▶ **What this task involves**
Change "sectional view" to "cutaway view" in the lines from the one with "Patent image size: (1020, 1336)." up to and including the one with "The intermediate region 21B is at (212, 713).", and return those lines with nothing else altered.

▶ **Record excerpts**
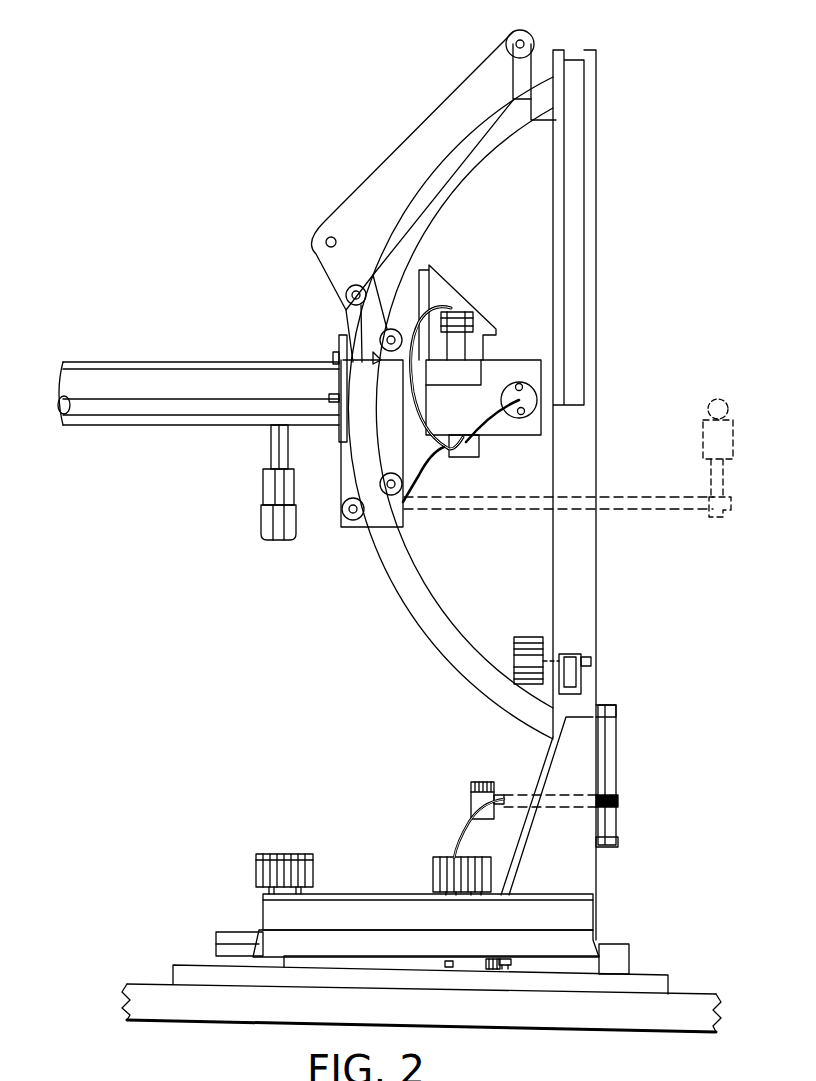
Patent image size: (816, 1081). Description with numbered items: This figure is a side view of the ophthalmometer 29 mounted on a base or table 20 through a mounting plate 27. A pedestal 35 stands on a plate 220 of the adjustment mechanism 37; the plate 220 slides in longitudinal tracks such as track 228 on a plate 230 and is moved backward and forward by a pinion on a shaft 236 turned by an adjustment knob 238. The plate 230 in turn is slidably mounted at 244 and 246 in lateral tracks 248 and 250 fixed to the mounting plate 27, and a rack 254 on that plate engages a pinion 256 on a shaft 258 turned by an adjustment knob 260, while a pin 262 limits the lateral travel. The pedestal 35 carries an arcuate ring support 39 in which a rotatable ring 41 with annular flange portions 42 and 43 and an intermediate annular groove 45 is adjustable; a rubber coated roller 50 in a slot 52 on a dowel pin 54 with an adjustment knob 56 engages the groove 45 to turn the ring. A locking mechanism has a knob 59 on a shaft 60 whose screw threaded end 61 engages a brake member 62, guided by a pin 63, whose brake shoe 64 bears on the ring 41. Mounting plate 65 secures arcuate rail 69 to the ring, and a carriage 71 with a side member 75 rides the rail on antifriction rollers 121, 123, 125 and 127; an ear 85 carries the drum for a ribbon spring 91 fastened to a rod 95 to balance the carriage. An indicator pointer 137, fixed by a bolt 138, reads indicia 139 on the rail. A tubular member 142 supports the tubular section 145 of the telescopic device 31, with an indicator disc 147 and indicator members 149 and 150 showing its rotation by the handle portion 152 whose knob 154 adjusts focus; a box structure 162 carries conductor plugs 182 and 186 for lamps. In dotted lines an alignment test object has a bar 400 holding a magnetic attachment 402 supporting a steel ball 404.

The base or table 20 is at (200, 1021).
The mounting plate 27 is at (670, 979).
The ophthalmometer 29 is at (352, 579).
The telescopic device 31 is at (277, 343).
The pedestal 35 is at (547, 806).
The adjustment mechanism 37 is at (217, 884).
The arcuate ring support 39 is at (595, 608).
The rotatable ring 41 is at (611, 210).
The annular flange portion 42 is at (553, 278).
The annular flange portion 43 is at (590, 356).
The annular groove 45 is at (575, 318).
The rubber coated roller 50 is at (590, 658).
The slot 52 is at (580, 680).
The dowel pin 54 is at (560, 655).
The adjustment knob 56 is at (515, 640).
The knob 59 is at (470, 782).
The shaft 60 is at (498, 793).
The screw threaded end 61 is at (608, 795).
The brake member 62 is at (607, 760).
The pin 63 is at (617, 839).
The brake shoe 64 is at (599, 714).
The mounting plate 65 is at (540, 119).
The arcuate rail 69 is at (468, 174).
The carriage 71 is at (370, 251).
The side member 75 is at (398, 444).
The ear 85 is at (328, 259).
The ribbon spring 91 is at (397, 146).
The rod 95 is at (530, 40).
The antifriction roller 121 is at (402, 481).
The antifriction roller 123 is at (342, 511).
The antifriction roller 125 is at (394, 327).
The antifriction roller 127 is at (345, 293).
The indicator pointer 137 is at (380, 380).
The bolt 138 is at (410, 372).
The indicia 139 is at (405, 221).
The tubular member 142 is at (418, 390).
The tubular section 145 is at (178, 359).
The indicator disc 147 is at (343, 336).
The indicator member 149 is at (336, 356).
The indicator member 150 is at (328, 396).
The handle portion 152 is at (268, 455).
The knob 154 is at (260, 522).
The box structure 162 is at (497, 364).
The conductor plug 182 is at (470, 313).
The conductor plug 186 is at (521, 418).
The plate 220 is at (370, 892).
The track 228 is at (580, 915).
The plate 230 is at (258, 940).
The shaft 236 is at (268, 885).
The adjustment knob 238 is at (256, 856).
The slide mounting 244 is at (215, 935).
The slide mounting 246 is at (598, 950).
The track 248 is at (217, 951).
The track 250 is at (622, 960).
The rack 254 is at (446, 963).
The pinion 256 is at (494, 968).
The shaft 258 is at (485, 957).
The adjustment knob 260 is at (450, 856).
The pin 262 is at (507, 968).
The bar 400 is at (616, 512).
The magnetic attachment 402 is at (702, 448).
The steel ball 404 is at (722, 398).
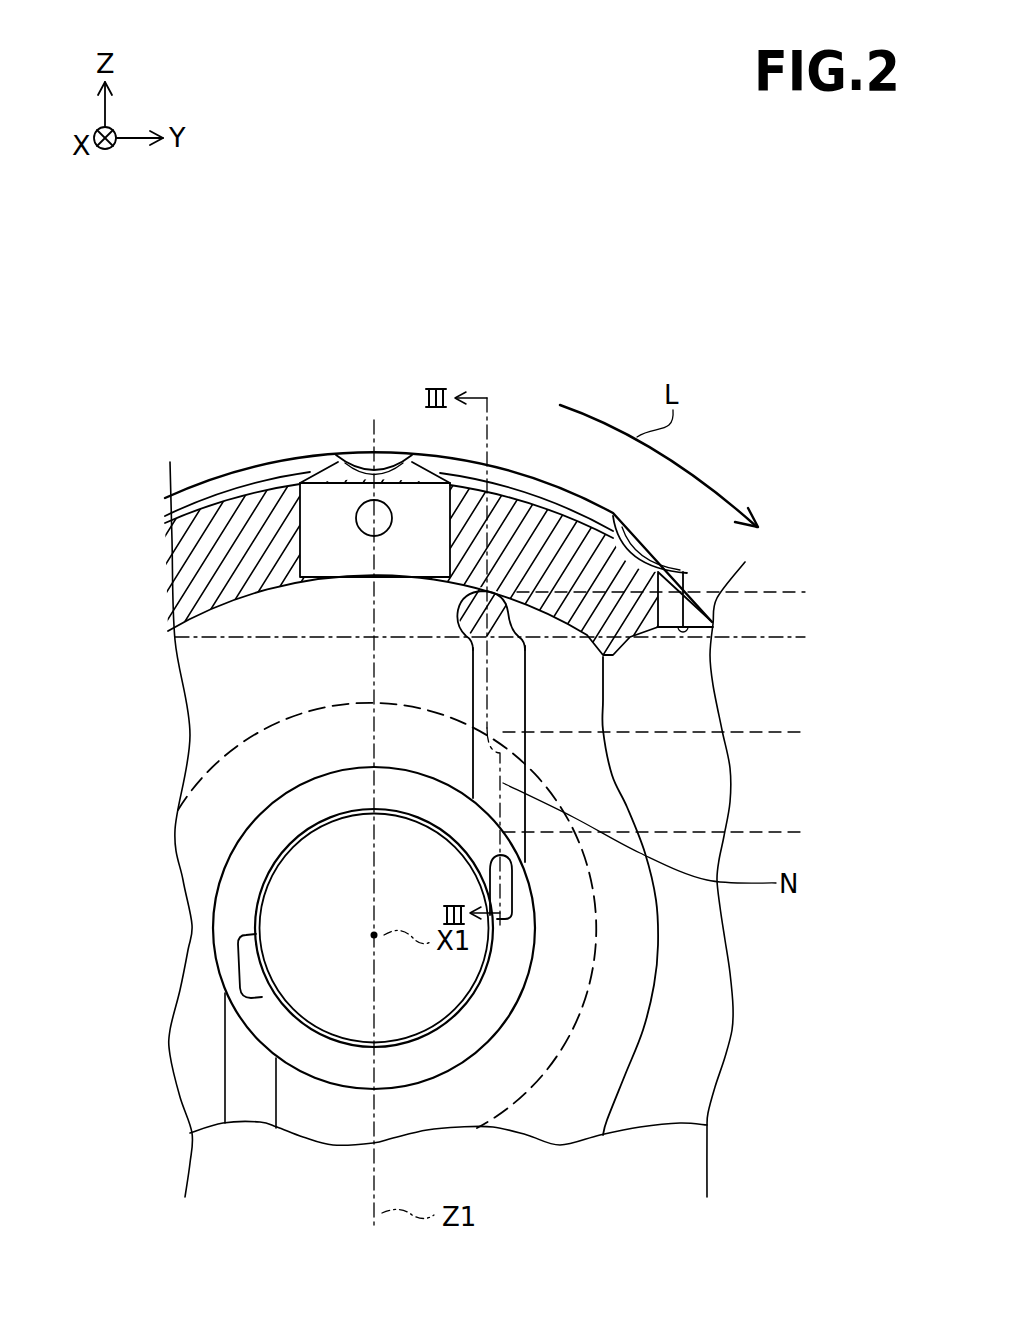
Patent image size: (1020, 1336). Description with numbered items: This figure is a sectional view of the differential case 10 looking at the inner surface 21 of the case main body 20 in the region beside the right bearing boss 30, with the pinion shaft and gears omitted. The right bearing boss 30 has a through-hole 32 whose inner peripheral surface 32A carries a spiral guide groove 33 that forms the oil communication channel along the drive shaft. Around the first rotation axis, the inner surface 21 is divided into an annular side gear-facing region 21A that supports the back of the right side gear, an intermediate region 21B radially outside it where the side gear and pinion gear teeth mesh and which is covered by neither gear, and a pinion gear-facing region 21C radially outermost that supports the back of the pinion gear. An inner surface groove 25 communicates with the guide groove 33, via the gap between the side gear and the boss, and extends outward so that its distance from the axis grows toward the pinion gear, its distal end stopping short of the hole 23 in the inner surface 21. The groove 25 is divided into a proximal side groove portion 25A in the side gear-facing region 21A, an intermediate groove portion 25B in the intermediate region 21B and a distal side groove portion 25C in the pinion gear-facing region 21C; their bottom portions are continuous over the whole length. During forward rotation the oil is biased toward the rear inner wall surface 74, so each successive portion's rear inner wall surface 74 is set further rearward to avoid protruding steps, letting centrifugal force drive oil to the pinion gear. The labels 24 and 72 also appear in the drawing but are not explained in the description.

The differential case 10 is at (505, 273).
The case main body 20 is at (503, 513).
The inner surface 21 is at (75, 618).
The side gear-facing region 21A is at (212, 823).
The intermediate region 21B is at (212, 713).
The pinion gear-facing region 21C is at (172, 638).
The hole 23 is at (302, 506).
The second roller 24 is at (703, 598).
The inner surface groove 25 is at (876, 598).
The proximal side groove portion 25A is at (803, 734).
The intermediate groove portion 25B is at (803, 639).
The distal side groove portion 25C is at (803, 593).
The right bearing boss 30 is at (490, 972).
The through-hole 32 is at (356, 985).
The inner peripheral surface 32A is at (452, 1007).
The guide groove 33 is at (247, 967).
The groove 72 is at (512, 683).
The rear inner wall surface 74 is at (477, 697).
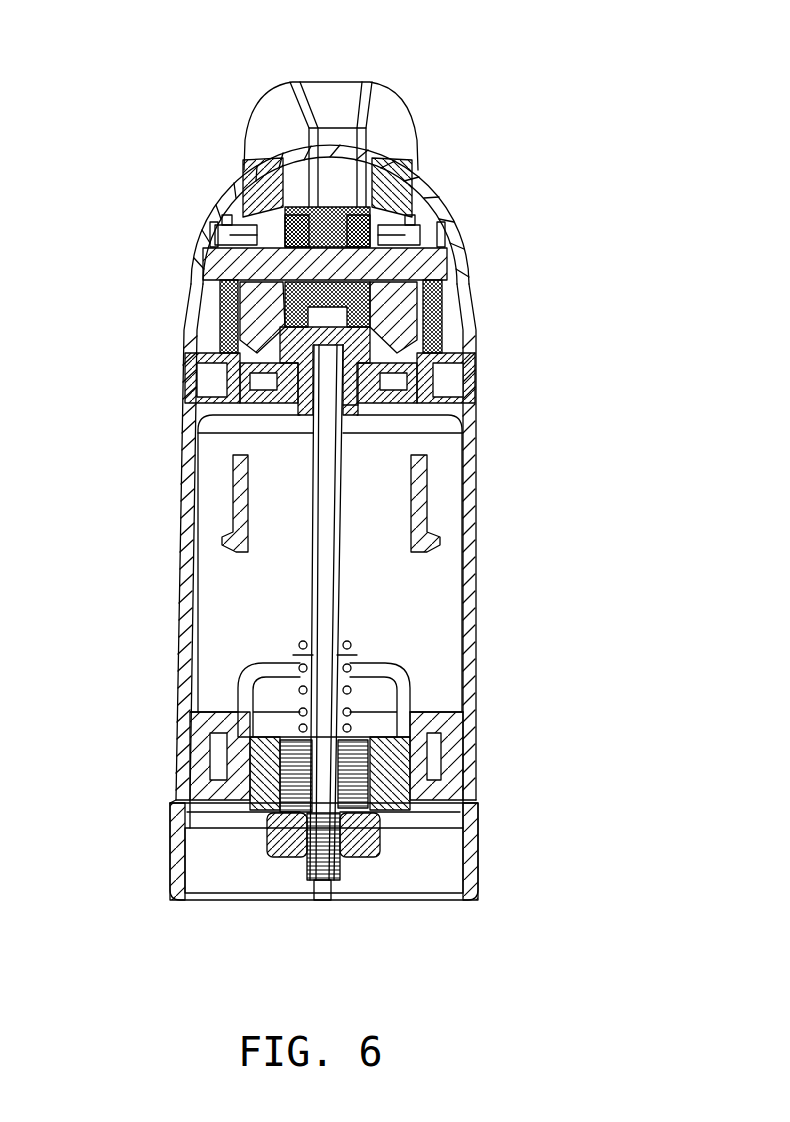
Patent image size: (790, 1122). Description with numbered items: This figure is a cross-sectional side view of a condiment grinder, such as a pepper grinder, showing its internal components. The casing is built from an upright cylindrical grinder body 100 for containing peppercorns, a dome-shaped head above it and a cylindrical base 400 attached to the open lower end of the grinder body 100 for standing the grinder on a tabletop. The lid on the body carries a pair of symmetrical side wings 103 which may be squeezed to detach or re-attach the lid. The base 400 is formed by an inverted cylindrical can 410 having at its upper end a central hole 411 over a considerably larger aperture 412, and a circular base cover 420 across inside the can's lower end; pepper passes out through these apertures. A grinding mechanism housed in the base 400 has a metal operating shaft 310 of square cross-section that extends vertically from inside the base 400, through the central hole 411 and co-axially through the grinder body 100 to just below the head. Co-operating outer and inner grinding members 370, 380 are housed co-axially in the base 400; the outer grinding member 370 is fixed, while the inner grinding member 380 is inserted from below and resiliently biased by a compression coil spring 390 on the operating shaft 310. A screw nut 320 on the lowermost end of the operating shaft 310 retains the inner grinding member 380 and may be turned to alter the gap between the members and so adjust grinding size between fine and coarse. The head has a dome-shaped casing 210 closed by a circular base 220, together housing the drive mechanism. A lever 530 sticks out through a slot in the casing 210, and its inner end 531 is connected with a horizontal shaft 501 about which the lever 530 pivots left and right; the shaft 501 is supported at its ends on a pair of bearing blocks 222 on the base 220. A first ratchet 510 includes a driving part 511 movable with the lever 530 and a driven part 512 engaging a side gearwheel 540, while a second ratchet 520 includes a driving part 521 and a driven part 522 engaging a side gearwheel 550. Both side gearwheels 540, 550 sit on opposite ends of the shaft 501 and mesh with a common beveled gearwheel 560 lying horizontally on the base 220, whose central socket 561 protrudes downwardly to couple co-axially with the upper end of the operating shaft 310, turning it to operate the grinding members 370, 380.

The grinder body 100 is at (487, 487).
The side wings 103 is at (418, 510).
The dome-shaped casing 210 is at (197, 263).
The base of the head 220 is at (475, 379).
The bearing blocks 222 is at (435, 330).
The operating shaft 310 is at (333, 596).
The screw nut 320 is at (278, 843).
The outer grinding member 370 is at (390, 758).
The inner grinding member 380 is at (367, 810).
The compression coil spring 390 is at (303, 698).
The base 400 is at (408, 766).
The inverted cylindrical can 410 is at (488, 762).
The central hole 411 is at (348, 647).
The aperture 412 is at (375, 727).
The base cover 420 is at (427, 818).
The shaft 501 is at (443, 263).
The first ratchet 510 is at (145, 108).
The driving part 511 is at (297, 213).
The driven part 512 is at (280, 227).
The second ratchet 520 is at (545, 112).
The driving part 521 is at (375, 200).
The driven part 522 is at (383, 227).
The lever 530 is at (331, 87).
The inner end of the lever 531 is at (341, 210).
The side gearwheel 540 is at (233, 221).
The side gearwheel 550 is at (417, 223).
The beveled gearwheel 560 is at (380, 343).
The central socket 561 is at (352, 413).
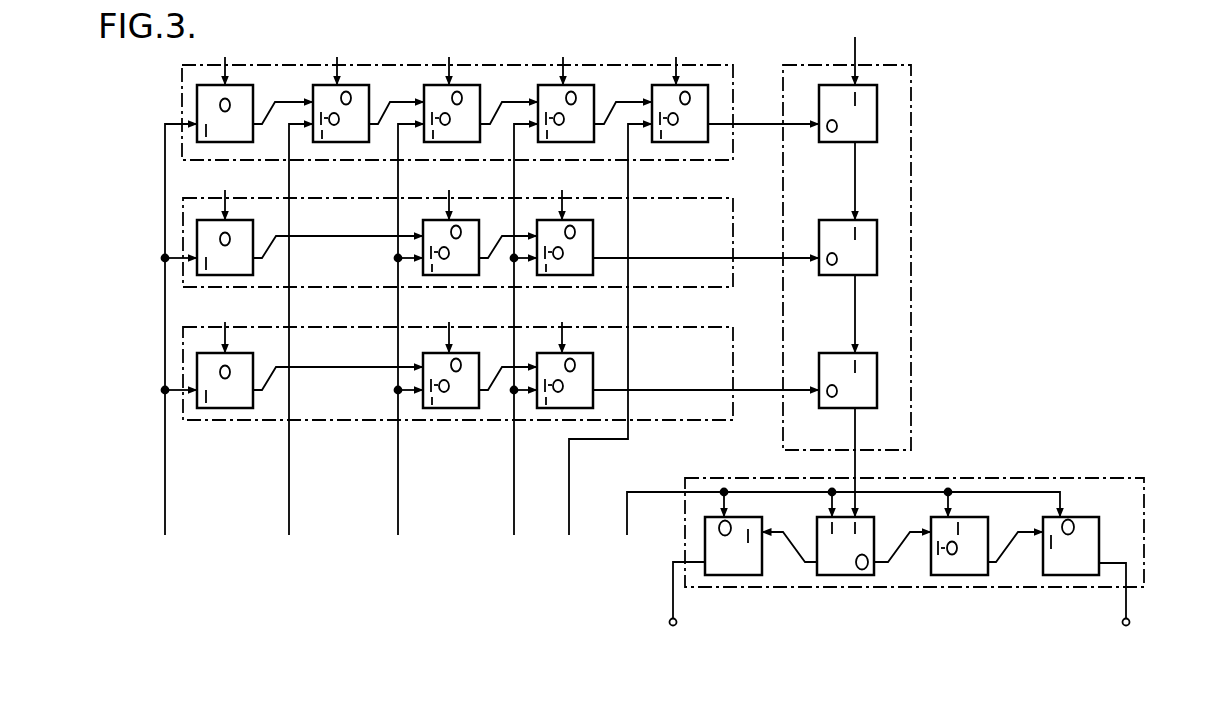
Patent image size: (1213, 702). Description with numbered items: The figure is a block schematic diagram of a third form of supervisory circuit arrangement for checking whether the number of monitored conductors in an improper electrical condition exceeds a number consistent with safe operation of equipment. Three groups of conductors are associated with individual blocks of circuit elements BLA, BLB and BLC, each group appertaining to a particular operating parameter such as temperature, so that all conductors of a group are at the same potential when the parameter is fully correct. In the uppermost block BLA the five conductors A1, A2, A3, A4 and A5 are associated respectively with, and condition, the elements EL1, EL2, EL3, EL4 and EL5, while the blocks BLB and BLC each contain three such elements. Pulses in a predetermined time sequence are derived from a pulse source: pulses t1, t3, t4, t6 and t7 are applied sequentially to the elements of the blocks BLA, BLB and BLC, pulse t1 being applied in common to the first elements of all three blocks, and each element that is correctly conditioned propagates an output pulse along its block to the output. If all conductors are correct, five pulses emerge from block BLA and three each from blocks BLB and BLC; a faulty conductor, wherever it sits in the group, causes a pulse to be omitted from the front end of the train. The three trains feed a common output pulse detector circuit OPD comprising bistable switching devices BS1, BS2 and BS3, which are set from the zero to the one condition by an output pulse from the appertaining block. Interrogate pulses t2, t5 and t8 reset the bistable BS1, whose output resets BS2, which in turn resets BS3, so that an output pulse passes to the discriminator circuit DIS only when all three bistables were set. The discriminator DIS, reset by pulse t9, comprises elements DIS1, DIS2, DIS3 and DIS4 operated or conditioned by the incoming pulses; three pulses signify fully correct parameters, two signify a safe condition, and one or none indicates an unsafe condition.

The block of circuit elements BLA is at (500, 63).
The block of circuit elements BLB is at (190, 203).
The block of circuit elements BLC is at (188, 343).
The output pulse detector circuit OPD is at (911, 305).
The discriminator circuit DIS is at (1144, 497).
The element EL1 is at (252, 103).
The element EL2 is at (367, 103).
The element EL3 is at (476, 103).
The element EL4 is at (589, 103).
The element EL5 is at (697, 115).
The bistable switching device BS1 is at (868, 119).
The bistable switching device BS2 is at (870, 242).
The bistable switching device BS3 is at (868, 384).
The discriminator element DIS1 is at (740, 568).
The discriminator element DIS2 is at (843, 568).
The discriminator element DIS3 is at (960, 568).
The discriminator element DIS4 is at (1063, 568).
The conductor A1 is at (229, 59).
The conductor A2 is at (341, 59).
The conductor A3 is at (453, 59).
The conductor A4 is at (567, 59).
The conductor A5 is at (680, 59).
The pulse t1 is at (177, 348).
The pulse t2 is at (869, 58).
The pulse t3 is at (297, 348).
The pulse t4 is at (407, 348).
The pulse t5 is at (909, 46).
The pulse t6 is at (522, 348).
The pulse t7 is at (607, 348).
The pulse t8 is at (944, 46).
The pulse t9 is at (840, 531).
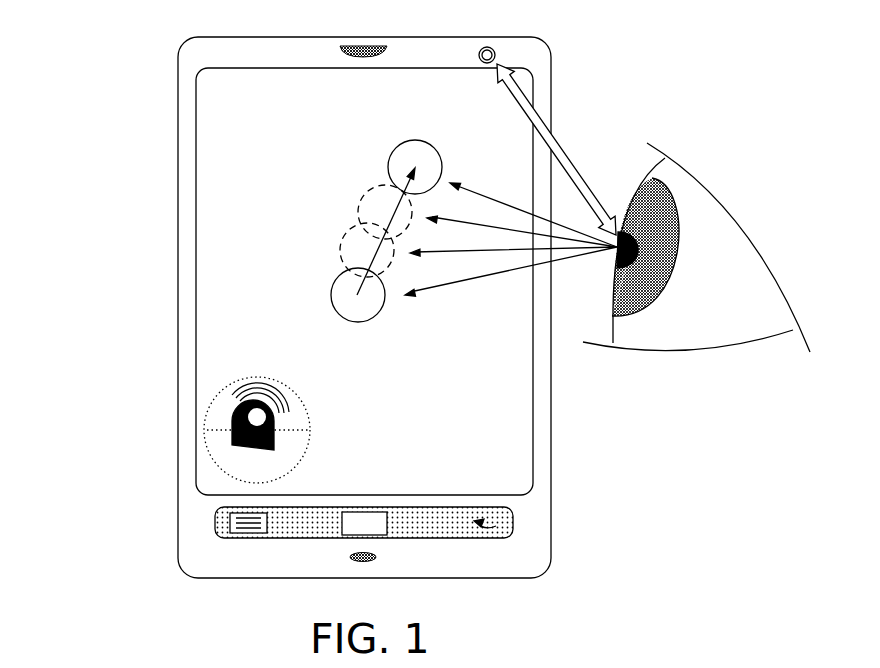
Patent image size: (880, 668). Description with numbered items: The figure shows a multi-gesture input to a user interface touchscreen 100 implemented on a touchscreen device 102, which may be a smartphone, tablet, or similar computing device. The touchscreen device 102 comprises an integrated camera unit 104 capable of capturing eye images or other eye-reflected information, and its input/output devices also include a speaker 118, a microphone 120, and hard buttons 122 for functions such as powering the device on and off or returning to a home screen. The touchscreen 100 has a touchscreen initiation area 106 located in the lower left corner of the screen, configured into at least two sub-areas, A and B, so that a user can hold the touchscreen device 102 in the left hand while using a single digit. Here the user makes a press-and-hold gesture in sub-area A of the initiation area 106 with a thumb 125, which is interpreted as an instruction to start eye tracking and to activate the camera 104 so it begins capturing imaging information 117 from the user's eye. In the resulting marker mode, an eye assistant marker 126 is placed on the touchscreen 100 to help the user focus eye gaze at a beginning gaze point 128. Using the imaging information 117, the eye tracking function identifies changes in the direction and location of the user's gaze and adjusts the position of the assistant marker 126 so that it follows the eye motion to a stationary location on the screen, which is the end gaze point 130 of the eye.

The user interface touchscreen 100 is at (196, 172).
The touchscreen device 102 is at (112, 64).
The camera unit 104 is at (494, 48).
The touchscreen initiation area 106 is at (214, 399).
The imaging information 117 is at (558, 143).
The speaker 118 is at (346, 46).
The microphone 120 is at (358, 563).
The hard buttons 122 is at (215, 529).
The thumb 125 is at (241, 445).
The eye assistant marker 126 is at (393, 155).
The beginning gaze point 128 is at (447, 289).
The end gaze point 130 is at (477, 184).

▶ **Final answer**
Patent image size: (1020, 1336). Description with numbered items: This figure is a cutaway view of the differential case 10 looking at the inner surface 21 of the case main body 20 in the region beside the right bearing boss 30, with the pinion shaft and gears omitted. The right bearing boss 30 has a through-hole 32 whose inner peripheral surface 32A carries a spiral guide groove 33 that forms the oil communication channel along the drive shaft. Around the first rotation axis, the inner surface 21 is divided into an annular side gear-facing region 21A that supports the back of the right side gear, an intermediate region 21B radially outside it where the side gear and pinion gear teeth mesh and which is covered by neither gear, and a pinion gear-facing region 21C radially outermost that supports the back of the pinion gear. An inner surface groove 25 communicates with the guide groove 33, via the gap between the side gear and the boss, and extends outward so that its distance from the axis grows toward the pinion gear, its distal end stopping short of the hole 23 in the inner surface 21. The groove 25 is divided into a proximal side groove portion 25A in the side gear-facing region 21A, an intermediate groove portion 25B in the intermediate region 21B and a distal side groove portion 25C in the pinion gear-facing region 21C; their bottom portions are continuous over the whole length. During forward rotation the oil is biased toward the rear inner wall surface 74, so each successive portion's rear inner wall surface 74 is set further rearward to avoid protruding steps, letting centrifugal force drive oil to the pinion gear. The labels 24 and 72 also appear in the drawing but are not explained in the description.

The differential case 10 is at (505, 273).
The case main body 20 is at (503, 513).
The inner surface 21 is at (75, 618).
The side gear-facing region 21A is at (212, 823).
The intermediate region 21B is at (212, 713).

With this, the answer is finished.